== Items

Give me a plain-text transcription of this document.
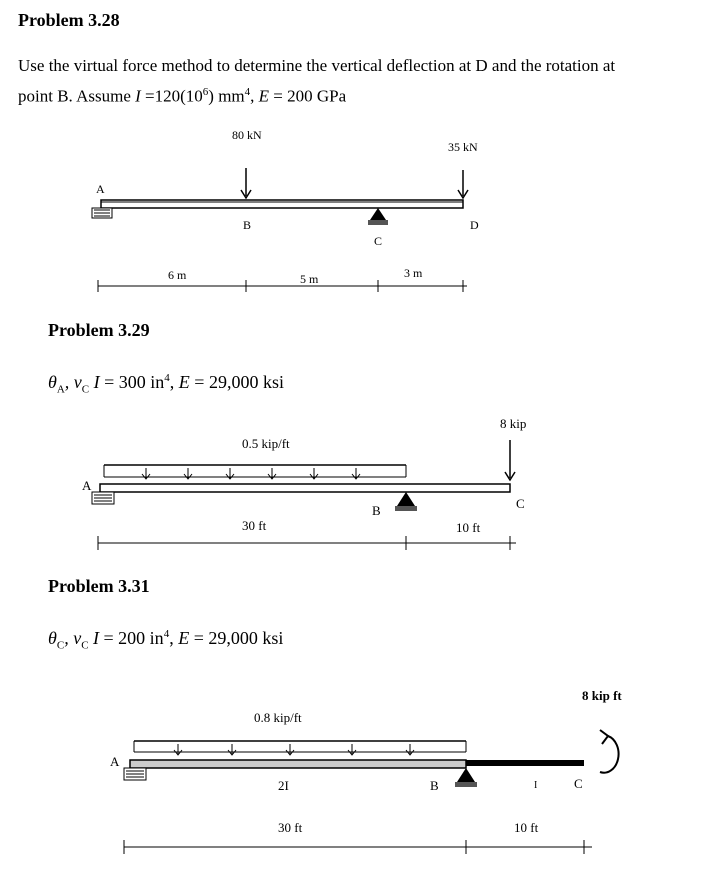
Problem 3.28
Use the virtual force method to determine the vertical deflection at D and the rotation at
point B. Assume $I =120(10^6)$ $mm^4$, E = 200 GPa
80 kN
35 kN
A
B
C
D
6 m	5 m	3 m
Problem 3.29
$\theta_A$, $v_C$ I = 300 $in^4$, E = 29,000 ksi
0.5 kip/ft
8 kip
A
B	C
30 ft	10 ft
Problem 3.31
$\theta_C$, $v_C$ I = 200 $in^4$, E = 29,000 ksi
0.8 kip/ft
8 kip ft
A
B	C
2I	I
30 ft	10 ft
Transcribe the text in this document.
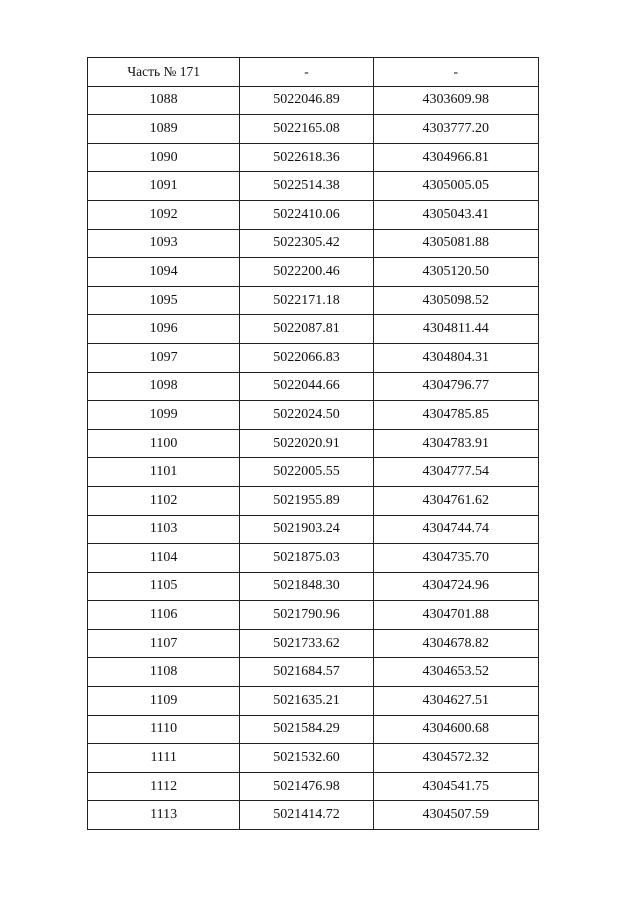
Часть № 171	-	-
1088	5022046.89	4303609.98
1089	5022165.08	4303777.20
1090	5022618.36	4304966.81
1091	5022514.38	4305005.05
1092	5022410.06	4305043.41
1093	5022305.42	4305081.88
1094	5022200.46	4305120.50
1095	5022171.18	4305098.52
1096	5022087.81	4304811.44
1097	5022066.83	4304804.31
1098	5022044.66	4304796.77
1099	5022024.50	4304785.85
1100	5022020.91	4304783.91
1101	5022005.55	4304777.54
1102	5021955.89	4304761.62
1103	5021903.24	4304744.74
1104	5021875.03	4304735.70
1105	5021848.30	4304724.96
1106	5021790.96	4304701.88
1107	5021733.62	4304678.82
1108	5021684.57	4304653.52
1109	5021635.21	4304627.51
1110	5021584.29	4304600.68
1111	5021532.60	4304572.32
1112	5021476.98	4304541.75
1113	5021414.72	4304507.59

====

Copy all the records above exactly, but leave out the pictures.

Completed exercise =>
Give me a plain-text transcription of this document.
Problem 3.28
Use the virtual force method to determine the vertical deflection at D and the rotation at
point B. Assume $I =120(10^6)$ $mm^4$, E = 200 GPa
80 kN
35 kN
A
B
C
D
6 m	5 m	3 m
Problem 3.29
$\theta_A$, $v_C$ I = 300 $in^4$, E = 29,000 ksi
0.5 kip/ft
8 kip
A
B	C
30 ft	10 ft
Problem 3.31
$\theta_C$, $v_C$ I = 200 $in^4$, E = 29,000 ksi
0.8 kip/ft
8 kip ft
A
B	C
2I	I
30 ft	10 ft
Transcribe the text in this document.
Часть № 171	-	-
1088	5022046.89	4303609.98
1089	5022165.08	4303777.20
1090	5022618.36	4304966.81
1091	5022514.38	4305005.05
1092	5022410.06	4305043.41
1093	5022305.42	4305081.88
1094	5022200.46	4305120.50
1095	5022171.18	4305098.52
1096	5022087.81	4304811.44
1097	5022066.83	4304804.31
1098	5022044.66	4304796.77
1099	5022024.50	4304785.85
1100	5022020.91	4304783.91
1101	5022005.55	4304777.54
1102	5021955.89	4304761.62
1103	5021903.24	4304744.74
1104	5021875.03	4304735.70
1105	5021848.30	4304724.96
1106	5021790.96	4304701.88
1107	5021733.62	4304678.82
1108	5021684.57	4304653.52
1109	5021635.21	4304627.51
1110	5021584.29	4304600.68
1111	5021532.60	4304572.32
1112	5021476.98	4304541.75
1113	5021414.72	4304507.59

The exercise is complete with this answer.